Extract to read:
⁂
As an empath, even more so than in “regular” folks, taking on other people’s emotions can be exhausting. Just walking down a hallway of a well-populated building, you may take on anger, fear, jealousy, fear, and any number of emotions which stick to you like glue, and even feel like your own. You may absorb these emotional states subconsciously, but feel them viscerally.

In extreme cases, these absorbed emotions can make an empath physically sick. Oddly, an empath does this automatically. Others among us, learned to simply ignore their own needs as a coping method in families that demanded they be “grown-up” or responsible for themselves prematurely.

If you are care-taking for someone who is sick or addicted, or it is your job to be a compass for a big group of people as part of your career, you may feel even more emotionally depleted, even though deep down you want to care for others.

A lack of healthy boundaries can cause us to say yes to every “opportunity” which arises, whether it’s social, personal, or business-related, and then either exhaust ourselves by trying to do too much while carrying a great amount of resentment, or simply “check out” and leave everyone hanging after we’ve over-committed.

Empaths are Connectors and Conduits

As an empath, you are a conduit and a connector. Much of this happens below your conscious awareness, but many empaths or sensitives are acutely aware that they feel others feelings as if they were theirs. This differs from sympathy where we may be familiar with what someone may be going through.

As an empath, we are wired to experience grief, pain, joy, hurt, and love at the extreme ends of the spectrum. It is more than an intellectual experience of another’s feelings, thoughts or attitudes. It is not simply a vicarious experience of these things. The empath experiences another’s pain, literally as their own.

Beautiful Boundaries

This “skill,” though some may not yet see it as a strength, and rather a weakness, is what allows us to have an impeccable ability to transcend the “other” syndrome which plagues the modern world. We are the opposite of the psychotic or psychopath, who feels nothing, and has no capacity for empathy, and therefore can inflict devastating pain – as he feels no sense of moral grief, or personal responsibility.

A psychotic is detached from reality, and an empath experiences it in high-definition. In the same way that a psychotic is more likely to be a danger to society, due to their inability to relate to others’ feelings, an empath is in danger of losing themselves because they relate so completely.

Because empaths experience emotions so powerfully, they are more likely to have little tolerance for greed, usury, negativity, meanness, and other shadow qualities of the human psyche. They are simply more sensitive to them, and so, boundary making becomes an act of life-saving. If they don’t establish clear boundaries, then then lose themselves, quite literally, in another’s emotional battles and wars.

Five Ways to Tell If You Have Healthy Boundaries in Place

For everyone, including empaths, we can usually tell if we lack healthy boundaries, a signifier of healthy self-esteem, by our actions:

  • Do people expect you to drop everything you are doing at a moment’s notice to give them your full attention?
⁂
Written problem 1: Write out the part of the passage on empaths and boundaries between "A lack of healthy" and "after we’ve over-committed.", inclusive.

Exercise materials:
⁂
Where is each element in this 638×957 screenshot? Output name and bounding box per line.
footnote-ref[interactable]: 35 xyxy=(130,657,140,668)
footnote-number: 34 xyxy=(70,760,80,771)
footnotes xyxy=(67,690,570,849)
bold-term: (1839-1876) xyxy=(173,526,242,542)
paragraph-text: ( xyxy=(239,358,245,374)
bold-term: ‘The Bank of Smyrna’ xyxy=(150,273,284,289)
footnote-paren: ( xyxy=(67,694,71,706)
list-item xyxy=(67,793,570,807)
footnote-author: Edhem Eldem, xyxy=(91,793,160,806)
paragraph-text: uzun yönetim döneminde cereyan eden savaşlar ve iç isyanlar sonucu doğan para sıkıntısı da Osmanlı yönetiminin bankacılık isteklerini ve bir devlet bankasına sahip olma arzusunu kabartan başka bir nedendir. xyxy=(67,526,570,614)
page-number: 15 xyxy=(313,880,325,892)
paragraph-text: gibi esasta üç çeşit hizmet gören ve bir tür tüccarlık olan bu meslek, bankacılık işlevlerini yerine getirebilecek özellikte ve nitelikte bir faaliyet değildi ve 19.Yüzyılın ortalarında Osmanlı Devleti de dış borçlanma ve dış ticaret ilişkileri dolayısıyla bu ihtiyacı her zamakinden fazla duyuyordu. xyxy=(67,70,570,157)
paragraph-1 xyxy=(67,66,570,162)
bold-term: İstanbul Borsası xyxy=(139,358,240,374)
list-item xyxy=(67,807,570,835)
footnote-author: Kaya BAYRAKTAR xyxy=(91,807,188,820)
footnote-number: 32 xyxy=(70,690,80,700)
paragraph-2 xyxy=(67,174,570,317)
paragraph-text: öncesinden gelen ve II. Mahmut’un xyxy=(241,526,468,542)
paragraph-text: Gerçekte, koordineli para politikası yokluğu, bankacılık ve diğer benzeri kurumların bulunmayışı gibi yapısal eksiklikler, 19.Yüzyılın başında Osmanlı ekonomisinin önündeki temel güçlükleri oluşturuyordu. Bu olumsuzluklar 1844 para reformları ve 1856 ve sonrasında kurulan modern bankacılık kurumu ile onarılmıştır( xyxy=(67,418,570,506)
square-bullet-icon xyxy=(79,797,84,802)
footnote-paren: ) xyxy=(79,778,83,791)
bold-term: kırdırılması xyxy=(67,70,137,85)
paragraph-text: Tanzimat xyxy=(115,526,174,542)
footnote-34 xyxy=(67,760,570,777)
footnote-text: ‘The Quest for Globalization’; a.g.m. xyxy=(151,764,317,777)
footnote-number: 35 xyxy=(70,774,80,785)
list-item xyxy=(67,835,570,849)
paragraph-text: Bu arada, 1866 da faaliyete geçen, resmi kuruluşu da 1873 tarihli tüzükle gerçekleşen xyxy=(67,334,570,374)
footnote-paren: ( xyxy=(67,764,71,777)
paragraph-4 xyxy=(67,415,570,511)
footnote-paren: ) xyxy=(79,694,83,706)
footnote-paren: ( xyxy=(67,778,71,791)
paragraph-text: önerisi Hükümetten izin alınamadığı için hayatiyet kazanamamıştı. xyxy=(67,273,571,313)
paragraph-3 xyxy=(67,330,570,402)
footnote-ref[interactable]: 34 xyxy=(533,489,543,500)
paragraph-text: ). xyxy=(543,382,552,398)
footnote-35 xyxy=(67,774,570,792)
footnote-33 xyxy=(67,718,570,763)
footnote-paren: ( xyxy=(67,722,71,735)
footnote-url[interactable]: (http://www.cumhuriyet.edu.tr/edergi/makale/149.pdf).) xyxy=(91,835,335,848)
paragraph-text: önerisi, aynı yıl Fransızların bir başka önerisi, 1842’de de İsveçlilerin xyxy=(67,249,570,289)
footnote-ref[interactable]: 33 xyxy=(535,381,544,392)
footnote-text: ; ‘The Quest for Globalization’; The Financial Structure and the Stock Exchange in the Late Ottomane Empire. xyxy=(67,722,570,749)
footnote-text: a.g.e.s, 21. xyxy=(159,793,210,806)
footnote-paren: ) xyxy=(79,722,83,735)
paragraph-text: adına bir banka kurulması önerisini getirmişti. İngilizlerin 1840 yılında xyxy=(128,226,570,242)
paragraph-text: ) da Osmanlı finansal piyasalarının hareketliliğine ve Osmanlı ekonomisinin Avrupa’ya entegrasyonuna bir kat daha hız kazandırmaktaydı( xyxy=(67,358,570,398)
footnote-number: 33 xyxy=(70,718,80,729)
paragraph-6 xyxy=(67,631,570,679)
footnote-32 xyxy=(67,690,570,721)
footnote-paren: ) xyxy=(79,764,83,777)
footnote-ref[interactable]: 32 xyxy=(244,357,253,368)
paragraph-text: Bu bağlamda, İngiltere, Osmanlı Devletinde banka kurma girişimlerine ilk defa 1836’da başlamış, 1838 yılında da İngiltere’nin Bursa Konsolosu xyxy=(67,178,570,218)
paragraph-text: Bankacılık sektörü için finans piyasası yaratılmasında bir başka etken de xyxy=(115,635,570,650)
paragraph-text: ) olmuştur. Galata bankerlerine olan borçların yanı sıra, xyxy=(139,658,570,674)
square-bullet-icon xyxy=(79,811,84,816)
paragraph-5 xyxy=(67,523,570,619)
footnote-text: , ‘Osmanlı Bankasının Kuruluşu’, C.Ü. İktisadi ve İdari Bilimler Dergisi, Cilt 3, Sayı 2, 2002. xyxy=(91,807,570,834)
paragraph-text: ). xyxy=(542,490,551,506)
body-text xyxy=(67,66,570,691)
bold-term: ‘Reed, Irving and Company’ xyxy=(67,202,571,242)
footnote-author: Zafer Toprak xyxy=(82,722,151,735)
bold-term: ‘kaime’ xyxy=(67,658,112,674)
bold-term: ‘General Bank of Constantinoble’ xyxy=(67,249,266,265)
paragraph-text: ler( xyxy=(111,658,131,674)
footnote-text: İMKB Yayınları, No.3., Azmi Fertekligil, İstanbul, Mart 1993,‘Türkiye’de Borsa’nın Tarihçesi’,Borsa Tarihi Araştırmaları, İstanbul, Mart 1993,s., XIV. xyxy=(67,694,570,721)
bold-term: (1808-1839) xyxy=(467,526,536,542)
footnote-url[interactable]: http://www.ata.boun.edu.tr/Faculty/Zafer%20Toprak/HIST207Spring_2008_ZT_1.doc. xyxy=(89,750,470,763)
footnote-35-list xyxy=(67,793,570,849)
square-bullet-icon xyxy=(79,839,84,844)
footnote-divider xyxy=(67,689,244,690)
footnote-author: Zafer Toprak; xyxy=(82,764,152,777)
⁂
Written problem 2: Give again, unchanged, the lines of the entries from the very first one through the line holding "page-number: 15 xyxy=(313,880,325,892)", both ends included.

Task answer 1:
A lack of healthy boundaries can cause us to say yes to every “opportunity” which arises, whether it’s social, personal, or business-related, and then either exhaust ourselves by trying to do too much while carrying a great amount of resentment, or simply “check out” and leave everyone hanging after we’ve over-committed.

Task answer 2:
Where is each element in this 638×957 screenshot? Output name and bounding box per line.
footnote-ref[interactable]: 35 xyxy=(130,657,140,668)
footnote-number: 34 xyxy=(70,760,80,771)
footnotes xyxy=(67,690,570,849)
bold-term: (1839-1876) xyxy=(173,526,242,542)
paragraph-text: ( xyxy=(239,358,245,374)
bold-term: ‘The Bank of Smyrna’ xyxy=(150,273,284,289)
footnote-paren: ( xyxy=(67,694,71,706)
list-item xyxy=(67,793,570,807)
footnote-author: Edhem Eldem, xyxy=(91,793,160,806)
paragraph-text: uzun yönetim döneminde cereyan eden savaşlar ve iç isyanlar sonucu doğan para sıkıntısı da Osmanlı yönetiminin bankacılık isteklerini ve bir devlet bankasına sahip olma arzusunu kabartan başka bir nedendir. xyxy=(67,526,570,614)
page-number: 15 xyxy=(313,880,325,892)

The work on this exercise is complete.